◆ GOAL: Output everything from "Mr. WEINBERGER. Well, I" down to "reservation of funds." in the hearing transcript on impoundment and revenue sharing, copied word for word.

◆ EXTRACT TO READ:
□ □ □

Senator MATHIAS. This colloquy, I think, has been useful. I think Mr. Weinberger has painted a very graphic picture of a President standing at a crossroad with several sets of directions from Congress. He then feels that he has the complete discretion to use any one of these avenues; and in fact, the mere existence of conflicting directions perhaps gives him the oportunity to make policy judgments. I think you have pointed the way to some very constructive work that this committee can ultimately do.

I would not say that it goes as far, however, as you went in your statement on page 9, where you said that this is an area in which the legislative and executive branches share the power. Because I think that is something else again.

Now, I do want to get to our distinguished panel of consultants, but let me ask you just one final question: In the light of this colloquy, would you care to make any comment on the concern I have expressed in my statement over the impact of such a state of affairs on revenue sharing, where, in my mind, a President's right to turn on and off the faucet could have an enormous political impact in this country? Mr. WEINBERGER. Well, Senator, I would simply say that the President's attachment to revenue sharing is so widely known and is so deep that I would certainly think that the very last source of necessary impounding or withholding that he would ever want to reach would be revenue-sharing funds.

Senator MATHIAS. You do not think that any one of these other justifications for impoundment would be employed at the exepense of revenue sharing?

Mr. WEINBERGER. Well, I am not, certainlv, going to commit a President for all time as to what he will or will not do with the authority and the obligations and responsibilities he has. All I am saying is that the President's desire to have revenue sharing adopted, and his attachment to it, and his deep philosophical commitment to it are so widely known that it seems to me it would be the very last item that he would want to tap in any kind of necessary impounding or reservation of funds.

Senator MATHIAS. Well, I would only say in response, and I say it in the friendliest possible wav, that I believe a necessary ingredient of the passage of revenue-sharing legislation is going to be a very firm understanding between the President and the Congress that this is not going to be the area in which there is any exercise of any implied nowers to impound.

Mr. WEINBERGER. That may well be an understanding that the President would want to enter into with the Congress. But that would have to be, obviously, his decision.

Senator MATHIAS. That is one that I suspect we will be coming to. But now Professor Johnson.

Mr. GURNEY. May I ask just one question on this revenue sharing? Senator MATHIAS. Senator Gurney.

□ □ □

◆ DATASET CONTENT:

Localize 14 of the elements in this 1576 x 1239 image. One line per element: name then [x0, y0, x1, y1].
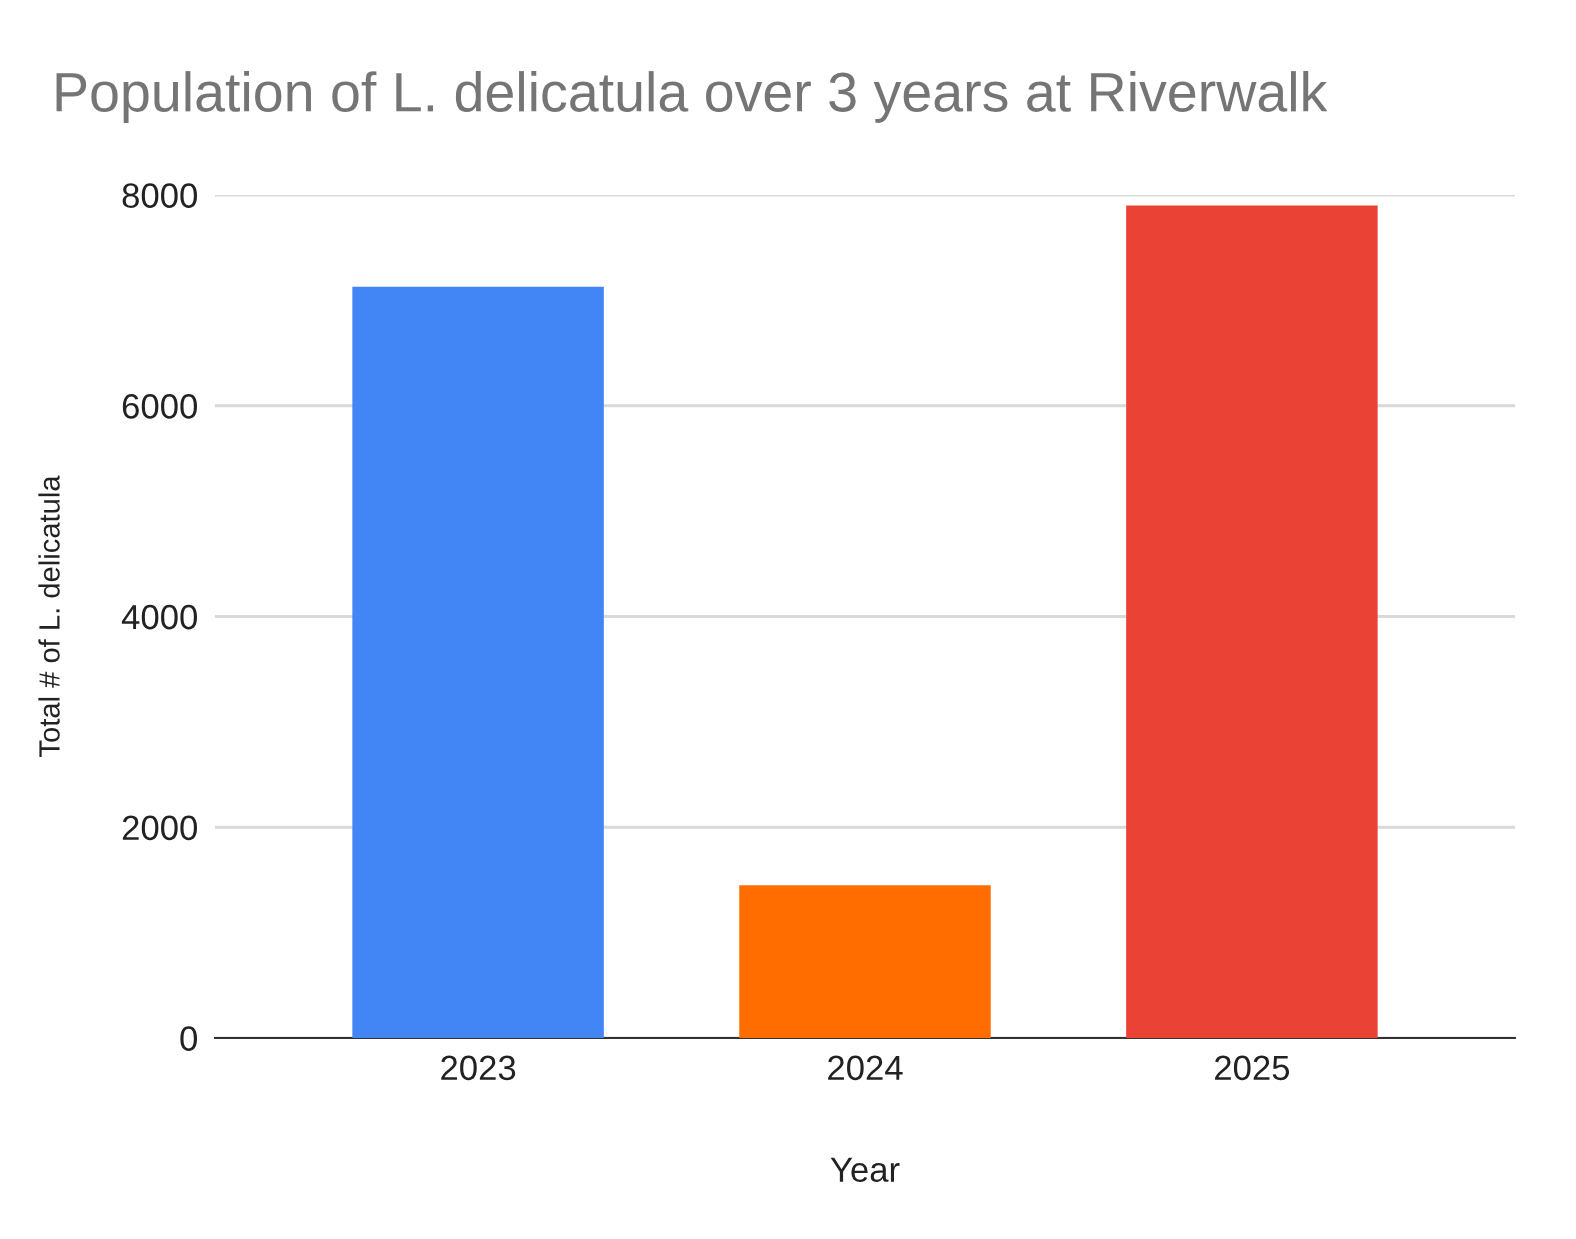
y-tick-label: 6000 — [122, 394, 197, 419]
chart-title: Population of L. delicatula over 3 years at Riverwalk — [56, 71, 1328, 123]
bar — [739, 885, 991, 1038]
x-axis-title: Year — [830, 1157, 900, 1182]
x-tick-label: 2023 — [441, 1055, 516, 1081]
y-tick-label: 8000 — [122, 183, 197, 208]
bar — [1126, 205, 1378, 1038]
x-tick-label: 2024 — [828, 1055, 903, 1081]
y-tick-label: 0 — [180, 1026, 197, 1051]
y-tick-label: 2000 — [122, 815, 197, 841]
bar — [352, 286, 604, 1038]
x-tick-label: 2025 — [1215, 1055, 1290, 1081]
y-tick-label: 4000 — [121, 604, 197, 630]
y-axis-title: Total # of L. delicatula — [38, 475, 60, 757]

□ □ □

◆ WORKED SOLUTION:
Mr. WEINBERGER. Well, I am not, certainlv, going to commit a President for all time as to what he will or will not do with the authority and the obligations and responsibilities he has. All I am saying is that the President's desire to have revenue sharing adopted, and his attachment to it, and his deep philosophical commitment to it are so widely known that it seems to me it would be the very last item that he would want to tap in any kind of necessary impounding or reservation of funds.